Saved data entries:
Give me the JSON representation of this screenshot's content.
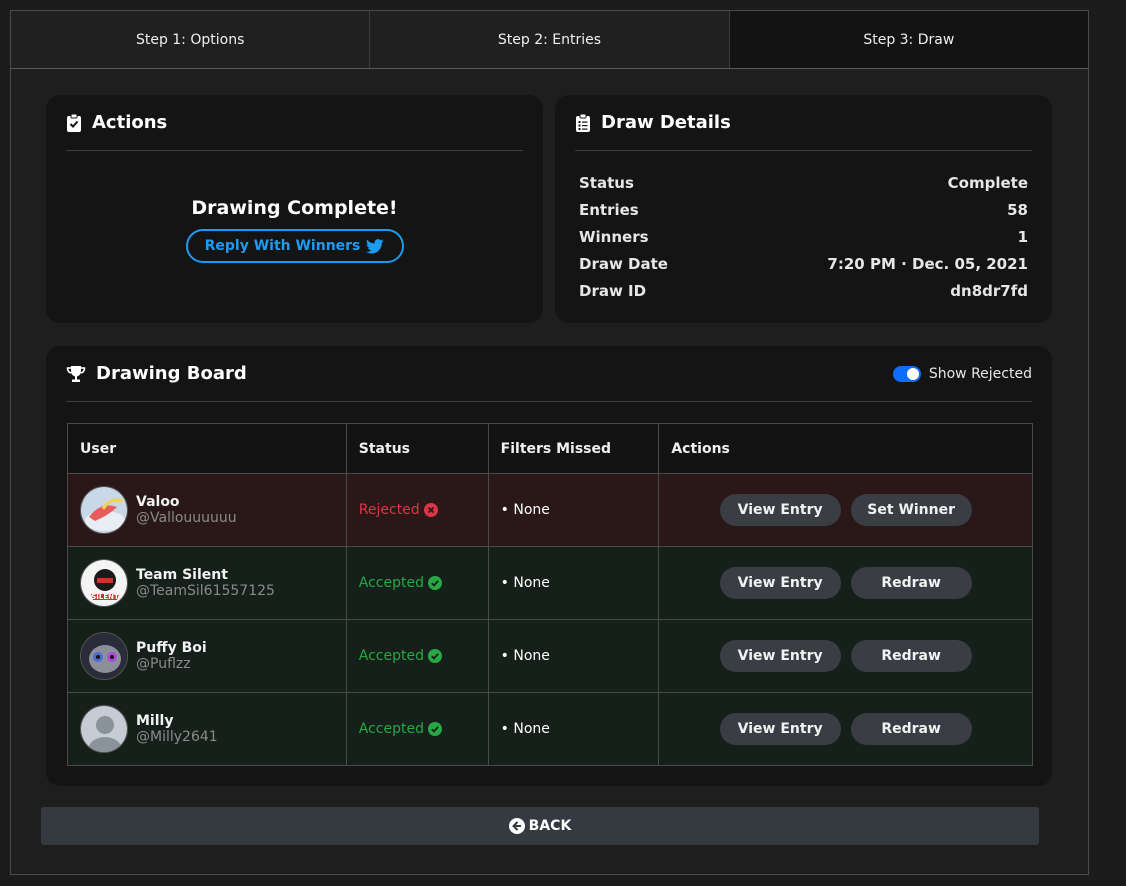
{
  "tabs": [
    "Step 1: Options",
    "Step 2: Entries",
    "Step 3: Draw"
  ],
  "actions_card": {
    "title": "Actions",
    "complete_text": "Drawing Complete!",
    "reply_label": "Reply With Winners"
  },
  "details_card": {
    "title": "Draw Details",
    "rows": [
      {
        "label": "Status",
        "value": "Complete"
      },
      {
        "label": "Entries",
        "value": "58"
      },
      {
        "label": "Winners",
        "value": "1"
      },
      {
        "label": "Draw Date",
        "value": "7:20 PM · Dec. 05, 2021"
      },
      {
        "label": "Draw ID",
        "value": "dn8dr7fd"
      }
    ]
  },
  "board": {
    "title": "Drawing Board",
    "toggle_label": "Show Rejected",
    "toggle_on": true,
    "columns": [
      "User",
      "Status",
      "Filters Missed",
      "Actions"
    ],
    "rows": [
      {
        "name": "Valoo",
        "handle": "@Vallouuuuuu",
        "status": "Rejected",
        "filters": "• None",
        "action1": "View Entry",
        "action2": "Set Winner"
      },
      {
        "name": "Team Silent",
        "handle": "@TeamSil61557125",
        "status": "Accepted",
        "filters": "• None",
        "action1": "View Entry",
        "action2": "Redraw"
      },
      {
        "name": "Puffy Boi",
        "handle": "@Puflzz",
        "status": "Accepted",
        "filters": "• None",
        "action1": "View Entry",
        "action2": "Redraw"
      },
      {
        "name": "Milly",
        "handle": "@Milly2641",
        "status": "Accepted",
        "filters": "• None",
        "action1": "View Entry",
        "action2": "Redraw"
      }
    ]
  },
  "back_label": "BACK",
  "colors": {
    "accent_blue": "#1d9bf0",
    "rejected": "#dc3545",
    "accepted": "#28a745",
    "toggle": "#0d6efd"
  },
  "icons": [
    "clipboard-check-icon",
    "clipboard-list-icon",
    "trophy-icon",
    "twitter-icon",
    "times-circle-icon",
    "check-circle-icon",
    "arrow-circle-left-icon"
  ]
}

**What to produce:**
Except for the pictures, print the data above exactly.

**Output below:**
Give me the JSON representation of this screenshot's content.
{
  "tabs": [
    "Step 1: Options",
    "Step 2: Entries",
    "Step 3: Draw"
  ],
  "actions_card": {
    "title": "Actions",
    "complete_text": "Drawing Complete!",
    "reply_label": "Reply With Winners"
  },
  "details_card": {
    "title": "Draw Details",
    "rows": [
      {
        "label": "Status",
        "value": "Complete"
      },
      {
        "label": "Entries",
        "value": "58"
      },
      {
        "label": "Winners",
        "value": "1"
      },
      {
        "label": "Draw Date",
        "value": "7:20 PM · Dec. 05, 2021"
      },
      {
        "label": "Draw ID",
        "value": "dn8dr7fd"
      }
    ]
  },
  "board": {
    "title": "Drawing Board",
    "toggle_label": "Show Rejected",
    "toggle_on": true,
    "columns": [
      "User",
      "Status",
      "Filters Missed",
      "Actions"
    ],
    "rows": [
      {
        "name": "Valoo",
        "handle": "@Vallouuuuuu",
        "status": "Rejected",
        "filters": "• None",
        "action1": "View Entry",
        "action2": "Set Winner"
      },
      {
        "name": "Team Silent",
        "handle": "@TeamSil61557125",
        "status": "Accepted",
        "filters": "• None",
        "action1": "View Entry",
        "action2": "Redraw"
      },
      {
        "name": "Puffy Boi",
        "handle": "@Puflzz",
        "status": "Accepted",
        "filters": "• None",
        "action1": "View Entry",
        "action2": "Redraw"
      },
      {
        "name": "Milly",
        "handle": "@Milly2641",
        "status": "Accepted",
        "filters": "• None",
        "action1": "View Entry",
        "action2": "Redraw"
      }
    ]
  },
  "back_label": "BACK",
  "colors": {
    "accent_blue": "#1d9bf0",
    "rejected": "#dc3545",
    "accepted": "#28a745",
    "toggle": "#0d6efd"
  },
  "icons": [
    "clipboard-check-icon",
    "clipboard-list-icon",
    "trophy-icon",
    "twitter-icon",
    "times-circle-icon",
    "check-circle-icon",
    "arrow-circle-left-icon"
  ]
}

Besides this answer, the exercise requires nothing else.